Find every line in the records below that holds the word "your", and copy each one.

---------- MATERIAL PROVIDED

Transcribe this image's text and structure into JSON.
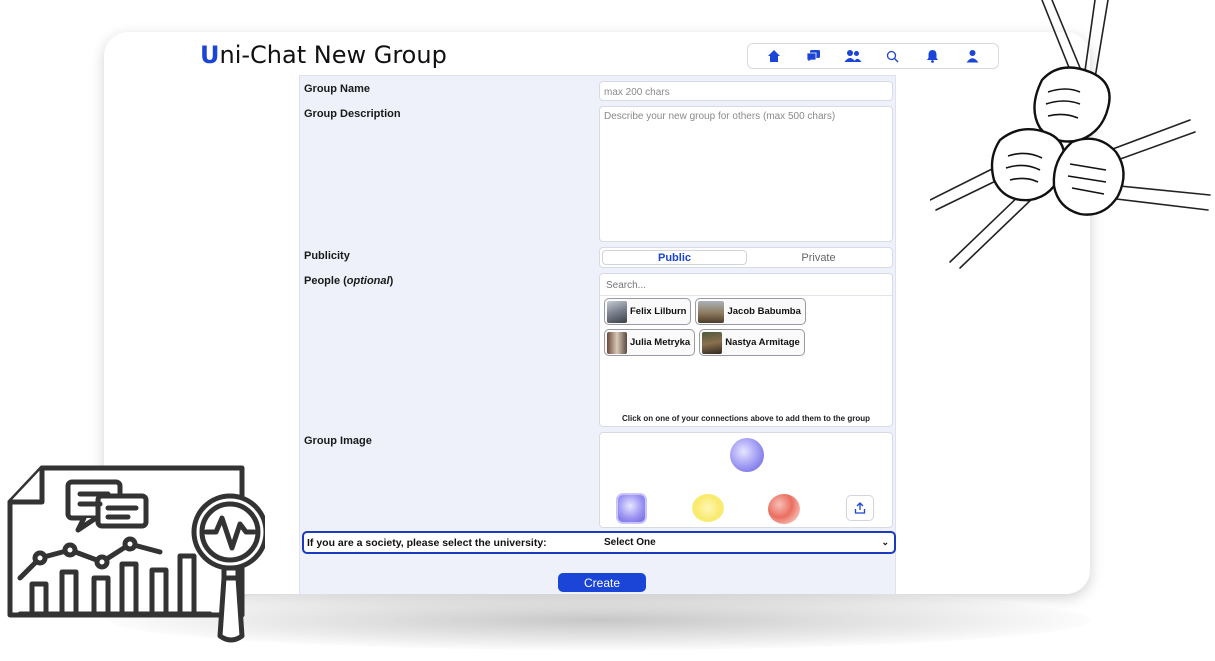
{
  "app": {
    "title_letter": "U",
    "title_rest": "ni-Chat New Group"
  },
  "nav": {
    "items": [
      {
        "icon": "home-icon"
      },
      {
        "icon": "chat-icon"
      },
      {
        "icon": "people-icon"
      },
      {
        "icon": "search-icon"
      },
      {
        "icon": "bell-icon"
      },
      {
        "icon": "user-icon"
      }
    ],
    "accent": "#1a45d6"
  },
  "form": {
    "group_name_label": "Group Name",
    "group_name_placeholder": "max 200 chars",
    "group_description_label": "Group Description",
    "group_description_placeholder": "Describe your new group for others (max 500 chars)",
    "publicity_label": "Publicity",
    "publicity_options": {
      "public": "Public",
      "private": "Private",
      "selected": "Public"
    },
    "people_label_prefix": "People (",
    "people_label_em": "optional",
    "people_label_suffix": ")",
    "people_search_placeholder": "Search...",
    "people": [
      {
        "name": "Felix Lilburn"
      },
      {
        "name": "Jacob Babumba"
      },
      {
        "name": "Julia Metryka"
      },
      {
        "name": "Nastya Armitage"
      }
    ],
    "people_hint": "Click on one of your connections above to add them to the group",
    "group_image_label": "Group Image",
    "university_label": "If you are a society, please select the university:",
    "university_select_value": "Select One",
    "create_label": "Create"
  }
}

--------------------

§ RESPONSE:
    "group_description_placeholder": "Describe your new group for others (max 500 chars)",
    "people_hint": "Click on one of your connections above to add them to the group",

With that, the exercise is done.